Records to process:
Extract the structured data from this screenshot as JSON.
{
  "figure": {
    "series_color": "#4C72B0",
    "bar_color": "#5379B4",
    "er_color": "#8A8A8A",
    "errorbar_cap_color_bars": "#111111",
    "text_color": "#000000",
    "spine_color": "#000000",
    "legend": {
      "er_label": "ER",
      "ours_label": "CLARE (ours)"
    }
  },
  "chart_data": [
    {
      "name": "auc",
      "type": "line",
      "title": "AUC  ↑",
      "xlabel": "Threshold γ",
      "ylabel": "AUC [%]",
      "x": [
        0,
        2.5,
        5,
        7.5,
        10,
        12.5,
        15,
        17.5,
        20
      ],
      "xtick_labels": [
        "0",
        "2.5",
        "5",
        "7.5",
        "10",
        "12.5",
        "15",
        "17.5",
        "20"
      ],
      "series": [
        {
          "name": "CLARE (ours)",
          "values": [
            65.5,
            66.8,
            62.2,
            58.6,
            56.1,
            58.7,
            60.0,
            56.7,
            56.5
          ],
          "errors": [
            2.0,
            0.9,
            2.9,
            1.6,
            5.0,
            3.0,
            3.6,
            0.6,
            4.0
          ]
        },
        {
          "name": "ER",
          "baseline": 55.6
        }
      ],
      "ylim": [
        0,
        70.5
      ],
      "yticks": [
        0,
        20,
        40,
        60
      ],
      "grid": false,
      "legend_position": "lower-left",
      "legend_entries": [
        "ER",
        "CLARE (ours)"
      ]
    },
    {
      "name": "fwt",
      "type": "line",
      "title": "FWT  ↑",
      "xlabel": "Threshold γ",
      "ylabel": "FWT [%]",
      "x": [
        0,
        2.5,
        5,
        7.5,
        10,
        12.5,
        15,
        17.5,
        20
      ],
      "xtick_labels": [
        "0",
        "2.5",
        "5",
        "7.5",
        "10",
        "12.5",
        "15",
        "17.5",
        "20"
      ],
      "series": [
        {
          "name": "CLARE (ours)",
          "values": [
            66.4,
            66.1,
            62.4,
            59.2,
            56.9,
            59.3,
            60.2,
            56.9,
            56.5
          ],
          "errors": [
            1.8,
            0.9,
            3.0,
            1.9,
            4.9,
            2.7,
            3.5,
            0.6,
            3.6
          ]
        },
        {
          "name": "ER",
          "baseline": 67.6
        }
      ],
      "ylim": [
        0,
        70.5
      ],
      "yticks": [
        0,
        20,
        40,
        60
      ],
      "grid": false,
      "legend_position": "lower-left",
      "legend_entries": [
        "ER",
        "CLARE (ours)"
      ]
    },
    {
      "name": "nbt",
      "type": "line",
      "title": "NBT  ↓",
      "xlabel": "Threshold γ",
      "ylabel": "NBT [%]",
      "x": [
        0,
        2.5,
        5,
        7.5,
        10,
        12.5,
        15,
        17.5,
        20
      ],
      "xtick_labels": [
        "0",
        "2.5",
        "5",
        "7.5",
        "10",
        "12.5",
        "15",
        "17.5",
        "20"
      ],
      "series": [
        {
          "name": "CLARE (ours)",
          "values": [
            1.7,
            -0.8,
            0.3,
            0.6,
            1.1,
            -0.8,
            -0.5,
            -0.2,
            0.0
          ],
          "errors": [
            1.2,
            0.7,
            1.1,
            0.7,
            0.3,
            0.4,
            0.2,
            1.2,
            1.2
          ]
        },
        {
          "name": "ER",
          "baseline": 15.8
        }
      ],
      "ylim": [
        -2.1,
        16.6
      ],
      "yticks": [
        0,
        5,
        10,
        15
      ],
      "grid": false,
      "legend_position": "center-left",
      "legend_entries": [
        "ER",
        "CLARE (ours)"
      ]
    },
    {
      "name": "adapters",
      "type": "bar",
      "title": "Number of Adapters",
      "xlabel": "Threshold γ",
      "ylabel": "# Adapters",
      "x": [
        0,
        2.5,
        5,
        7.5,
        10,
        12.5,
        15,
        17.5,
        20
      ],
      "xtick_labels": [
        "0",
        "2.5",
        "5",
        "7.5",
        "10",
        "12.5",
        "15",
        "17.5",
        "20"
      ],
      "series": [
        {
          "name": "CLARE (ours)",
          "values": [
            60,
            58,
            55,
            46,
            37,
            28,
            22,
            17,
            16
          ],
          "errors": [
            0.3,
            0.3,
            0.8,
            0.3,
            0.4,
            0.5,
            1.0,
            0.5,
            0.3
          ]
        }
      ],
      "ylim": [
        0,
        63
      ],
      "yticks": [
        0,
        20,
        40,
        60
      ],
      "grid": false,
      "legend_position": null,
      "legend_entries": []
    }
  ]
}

What you will do:
Retype the records in full. Keep every line identical to the original.

Complete output:
Extract the structured data from this screenshot as JSON.
{
  "figure": {
    "series_color": "#4C72B0",
    "bar_color": "#5379B4",
    "er_color": "#8A8A8A",
    "errorbar_cap_color_bars": "#111111",
    "text_color": "#000000",
    "spine_color": "#000000",
    "legend": {
      "er_label": "ER",
      "ours_label": "CLARE (ours)"
    }
  },
  "chart_data": [
    {
      "name": "auc",
      "type": "line",
      "title": "AUC  ↑",
      "xlabel": "Threshold γ",
      "ylabel": "AUC [%]",
      "x": [
        0,
        2.5,
        5,
        7.5,
        10,
        12.5,
        15,
        17.5,
        20
      ],
      "xtick_labels": [
        "0",
        "2.5",
        "5",
        "7.5",
        "10",
        "12.5",
        "15",
        "17.5",
        "20"
      ],
      "series": [
        {
          "name": "CLARE (ours)",
          "values": [
            65.5,
            66.8,
            62.2,
            58.6,
            56.1,
            58.7,
            60.0,
            56.7,
            56.5
          ],
          "errors": [
            2.0,
            0.9,
            2.9,
            1.6,
            5.0,
            3.0,
            3.6,
            0.6,
            4.0
          ]
        },
        {
          "name": "ER",
          "baseline": 55.6
        }
      ],
      "ylim": [
        0,
        70.5
      ],
      "yticks": [
        0,
        20,
        40,
        60
      ],
      "grid": false,
      "legend_position": "lower-left",
      "legend_entries": [
        "ER",
        "CLARE (ours)"
      ]
    },
    {
      "name": "fwt",
      "type": "line",
      "title": "FWT  ↑",
      "xlabel": "Threshold γ",
      "ylabel": "FWT [%]",
      "x": [
        0,
        2.5,
        5,
        7.5,
        10,
        12.5,
        15,
        17.5,
        20
      ],
      "xtick_labels": [
        "0",
        "2.5",
        "5",
        "7.5",
        "10",
        "12.5",
        "15",
        "17.5",
        "20"
      ],
      "series": [
        {
          "name": "CLARE (ours)",
          "values": [
            66.4,
            66.1,
            62.4,
            59.2,
            56.9,
            59.3,
            60.2,
            56.9,
            56.5
          ],
          "errors": [
            1.8,
            0.9,
            3.0,
            1.9,
            4.9,
            2.7,
            3.5,
            0.6,
            3.6
          ]
        },
        {
          "name": "ER",
          "baseline": 67.6
        }
      ],
      "ylim": [
        0,
        70.5
      ],
      "yticks": [
        0,
        20,
        40,
        60
      ],
      "grid": false,
      "legend_position": "lower-left",
      "legend_entries": [
        "ER",
        "CLARE (ours)"
      ]
    },
    {
      "name": "nbt",
      "type": "line",
      "title": "NBT  ↓",
      "xlabel": "Threshold γ",
      "ylabel": "NBT [%]",
      "x": [
        0,
        2.5,
        5,
        7.5,
        10,
        12.5,
        15,
        17.5,
        20
      ],
      "xtick_labels": [
        "0",
        "2.5",
        "5",
        "7.5",
        "10",
        "12.5",
        "15",
        "17.5",
        "20"
      ],
      "series": [
        {
          "name": "CLARE (ours)",
          "values": [
            1.7,
            -0.8,
            0.3,
            0.6,
            1.1,
            -0.8,
            -0.5,
            -0.2,
            0.0
          ],
          "errors": [
            1.2,
            0.7,
            1.1,
            0.7,
            0.3,
            0.4,
            0.2,
            1.2,
            1.2
          ]
        },
        {
          "name": "ER",
          "baseline": 15.8
        }
      ],
      "ylim": [
        -2.1,
        16.6
      ],
      "yticks": [
        0,
        5,
        10,
        15
      ],
      "grid": false,
      "legend_position": "center-left",
      "legend_entries": [
        "ER",
        "CLARE (ours)"
      ]
    },
    {
      "name": "adapters",
      "type": "bar",
      "title": "Number of Adapters",
      "xlabel": "Threshold γ",
      "ylabel": "# Adapters",
      "x": [
        0,
        2.5,
        5,
        7.5,
        10,
        12.5,
        15,
        17.5,
        20
      ],
      "xtick_labels": [
        "0",
        "2.5",
        "5",
        "7.5",
        "10",
        "12.5",
        "15",
        "17.5",
        "20"
      ],
      "series": [
        {
          "name": "CLARE (ours)",
          "values": [
            60,
            58,
            55,
            46,
            37,
            28,
            22,
            17,
            16
          ],
          "errors": [
            0.3,
            0.3,
            0.8,
            0.3,
            0.4,
            0.5,
            1.0,
            0.5,
            0.3
          ]
        }
      ],
      "ylim": [
        0,
        63
      ],
      "yticks": [
        0,
        20,
        40,
        60
      ],
      "grid": false,
      "legend_position": null,
      "legend_entries": []
    }
  ]
}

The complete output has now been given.